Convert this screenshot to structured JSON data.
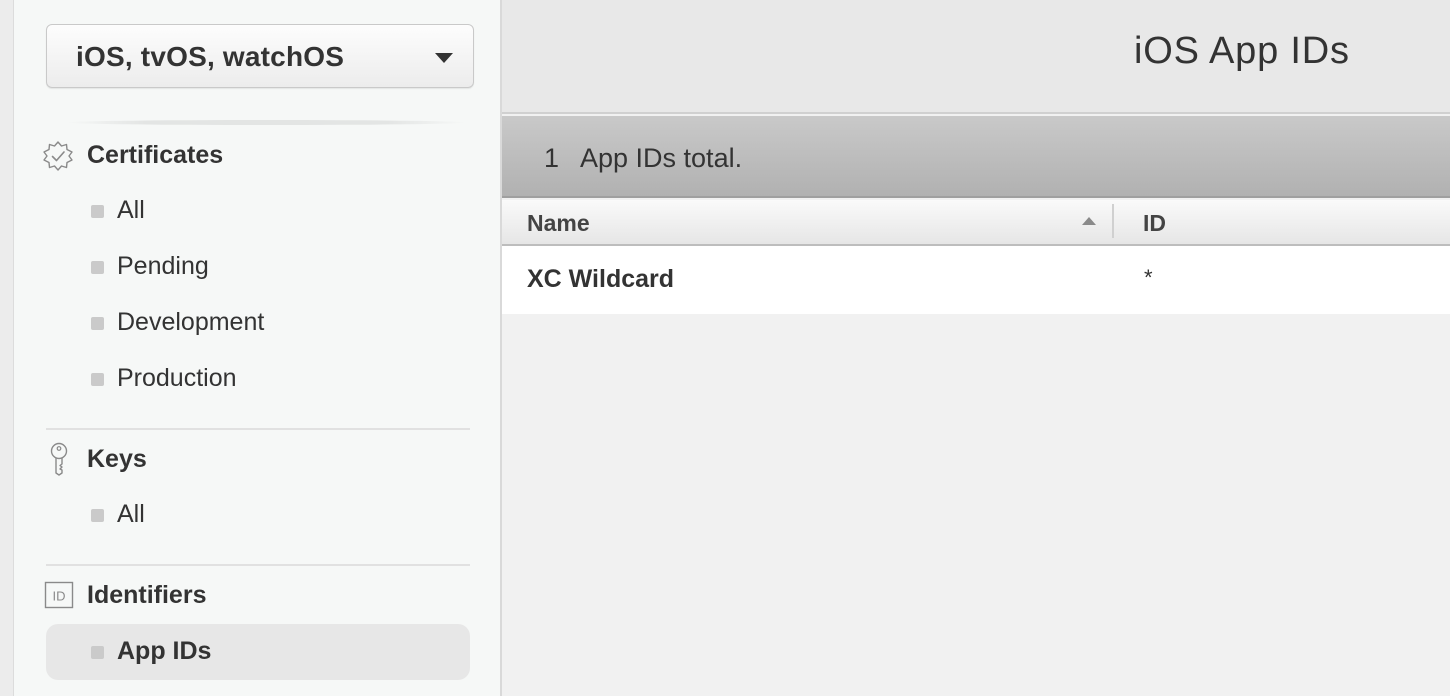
{
  "platform_select": {
    "value": "iOS, tvOS, watchOS"
  },
  "sidebar": {
    "certificates": {
      "title": "Certificates",
      "icon": "certificate-badge-icon",
      "items": [
        {
          "label": "All"
        },
        {
          "label": "Pending"
        },
        {
          "label": "Development"
        },
        {
          "label": "Production"
        }
      ]
    },
    "keys": {
      "title": "Keys",
      "icon": "key-icon",
      "items": [
        {
          "label": "All"
        }
      ]
    },
    "identifiers": {
      "title": "Identifiers",
      "icon": "id-icon",
      "items": [
        {
          "label": "App IDs",
          "selected": true
        }
      ]
    }
  },
  "main": {
    "title": "iOS App IDs",
    "count": "1",
    "count_label": "App IDs total.",
    "table": {
      "columns": [
        "Name",
        "ID"
      ],
      "sort_column": "Name",
      "sort_direction": "ascending",
      "rows": [
        {
          "name": "XC Wildcard",
          "id": "*"
        }
      ]
    }
  }
}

> [Instructions to follow]
List every line above that holds the word "icon".

> [Final answer]
      "icon": "certificate-badge-icon",
      "icon": "key-icon",
      "icon": "id-icon",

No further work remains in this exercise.